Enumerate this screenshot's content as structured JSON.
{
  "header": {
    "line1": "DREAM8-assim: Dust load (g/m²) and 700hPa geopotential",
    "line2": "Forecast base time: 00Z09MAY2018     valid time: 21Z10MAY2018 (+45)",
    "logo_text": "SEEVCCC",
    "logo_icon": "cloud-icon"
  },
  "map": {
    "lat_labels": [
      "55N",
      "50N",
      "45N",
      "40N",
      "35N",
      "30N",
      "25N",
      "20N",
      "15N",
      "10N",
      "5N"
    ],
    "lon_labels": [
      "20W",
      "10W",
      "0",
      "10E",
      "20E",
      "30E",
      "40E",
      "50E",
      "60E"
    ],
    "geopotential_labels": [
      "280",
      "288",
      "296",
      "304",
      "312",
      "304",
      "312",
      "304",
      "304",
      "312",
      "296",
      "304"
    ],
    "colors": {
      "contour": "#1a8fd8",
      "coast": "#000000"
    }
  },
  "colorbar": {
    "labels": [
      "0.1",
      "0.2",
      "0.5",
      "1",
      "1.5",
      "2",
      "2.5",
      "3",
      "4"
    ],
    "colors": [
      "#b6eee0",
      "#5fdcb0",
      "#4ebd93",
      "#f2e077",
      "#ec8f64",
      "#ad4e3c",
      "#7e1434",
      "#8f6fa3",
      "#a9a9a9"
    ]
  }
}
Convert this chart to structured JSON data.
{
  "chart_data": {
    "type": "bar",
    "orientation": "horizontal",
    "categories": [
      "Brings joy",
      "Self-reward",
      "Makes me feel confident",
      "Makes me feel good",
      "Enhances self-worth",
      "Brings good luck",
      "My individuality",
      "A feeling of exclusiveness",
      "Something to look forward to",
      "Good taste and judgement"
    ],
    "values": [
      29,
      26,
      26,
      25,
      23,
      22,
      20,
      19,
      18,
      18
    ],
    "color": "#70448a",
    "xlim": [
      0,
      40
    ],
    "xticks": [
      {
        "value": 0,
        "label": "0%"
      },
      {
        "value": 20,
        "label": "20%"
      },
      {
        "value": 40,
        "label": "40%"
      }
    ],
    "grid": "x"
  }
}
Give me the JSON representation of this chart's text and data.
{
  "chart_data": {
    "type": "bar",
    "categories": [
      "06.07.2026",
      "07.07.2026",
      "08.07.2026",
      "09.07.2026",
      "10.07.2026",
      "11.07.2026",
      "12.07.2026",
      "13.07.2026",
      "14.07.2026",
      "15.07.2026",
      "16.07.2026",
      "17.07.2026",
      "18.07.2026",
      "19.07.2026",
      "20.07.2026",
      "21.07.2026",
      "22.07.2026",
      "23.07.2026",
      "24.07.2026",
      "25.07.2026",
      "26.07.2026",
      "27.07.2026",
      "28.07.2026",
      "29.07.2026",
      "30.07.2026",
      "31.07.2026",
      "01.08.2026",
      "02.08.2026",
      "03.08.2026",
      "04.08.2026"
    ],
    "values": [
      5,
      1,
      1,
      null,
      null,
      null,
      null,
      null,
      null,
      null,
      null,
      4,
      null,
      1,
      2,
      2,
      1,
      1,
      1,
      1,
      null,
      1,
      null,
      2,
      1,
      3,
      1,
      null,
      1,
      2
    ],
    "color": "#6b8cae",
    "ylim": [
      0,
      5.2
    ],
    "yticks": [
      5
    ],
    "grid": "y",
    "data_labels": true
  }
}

*Aim of the task*. Reproduce all of the data exactly as given.

*The output*.
Enumerate this screenshot's content as structured JSON.
{
  "header": {
    "line1": "DREAM8-assim: Dust load (g/m²) and 700hPa geopotential",
    "line2": "Forecast base time: 00Z09MAY2018     valid time: 21Z10MAY2018 (+45)",
    "logo_text": "SEEVCCC",
    "logo_icon": "cloud-icon"
  },
  "map": {
    "lat_labels": [
      "55N",
      "50N",
      "45N",
      "40N",
      "35N",
      "30N",
      "25N",
      "20N",
      "15N",
      "10N",
      "5N"
    ],
    "lon_labels": [
      "20W",
      "10W",
      "0",
      "10E",
      "20E",
      "30E",
      "40E",
      "50E",
      "60E"
    ],
    "geopotential_labels": [
      "280",
      "288",
      "296",
      "304",
      "312",
      "304",
      "312",
      "304",
      "304",
      "312",
      "296",
      "304"
    ],
    "colors": {
      "contour": "#1a8fd8",
      "coast": "#000000"
    }
  },
  "colorbar": {
    "labels": [
      "0.1",
      "0.2",
      "0.5",
      "1",
      "1.5",
      "2",
      "2.5",
      "3",
      "4"
    ],
    "colors": [
      "#b6eee0",
      "#5fdcb0",
      "#4ebd93",
      "#f2e077",
      "#ec8f64",
      "#ad4e3c",
      "#7e1434",
      "#8f6fa3",
      "#a9a9a9"
    ]
  }
}
Convert this chart to structured JSON data.
{
  "chart_data": {
    "type": "bar",
    "orientation": "horizontal",
    "categories": [
      "Brings joy",
      "Self-reward",
      "Makes me feel confident",
      "Makes me feel good",
      "Enhances self-worth",
      "Brings good luck",
      "My individuality",
      "A feeling of exclusiveness",
      "Something to look forward to",
      "Good taste and judgement"
    ],
    "values": [
      29,
      26,
      26,
      25,
      23,
      22,
      20,
      19,
      18,
      18
    ],
    "color": "#70448a",
    "xlim": [
      0,
      40
    ],
    "xticks": [
      {
        "value": 0,
        "label": "0%"
      },
      {
        "value": 20,
        "label": "20%"
      },
      {
        "value": 40,
        "label": "40%"
      }
    ],
    "grid": "x"
  }
}
Give me the JSON representation of this chart's text and data.
{
  "chart_data": {
    "type": "bar",
    "categories": [
      "06.07.2026",
      "07.07.2026",
      "08.07.2026",
      "09.07.2026",
      "10.07.2026",
      "11.07.2026",
      "12.07.2026",
      "13.07.2026",
      "14.07.2026",
      "15.07.2026",
      "16.07.2026",
      "17.07.2026",
      "18.07.2026",
      "19.07.2026",
      "20.07.2026",
      "21.07.2026",
      "22.07.2026",
      "23.07.2026",
      "24.07.2026",
      "25.07.2026",
      "26.07.2026",
      "27.07.2026",
      "28.07.2026",
      "29.07.2026",
      "30.07.2026",
      "31.07.2026",
      "01.08.2026",
      "02.08.2026",
      "03.08.2026",
      "04.08.2026"
    ],
    "values": [
      5,
      1,
      1,
      null,
      null,
      null,
      null,
      null,
      null,
      null,
      null,
      4,
      null,
      1,
      2,
      2,
      1,
      1,
      1,
      1,
      null,
      1,
      null,
      2,
      1,
      3,
      1,
      null,
      1,
      2
    ],
    "color": "#6b8cae",
    "ylim": [
      0,
      5.2
    ],
    "yticks": [
      5
    ],
    "grid": "y",
    "data_labels": true
  }
}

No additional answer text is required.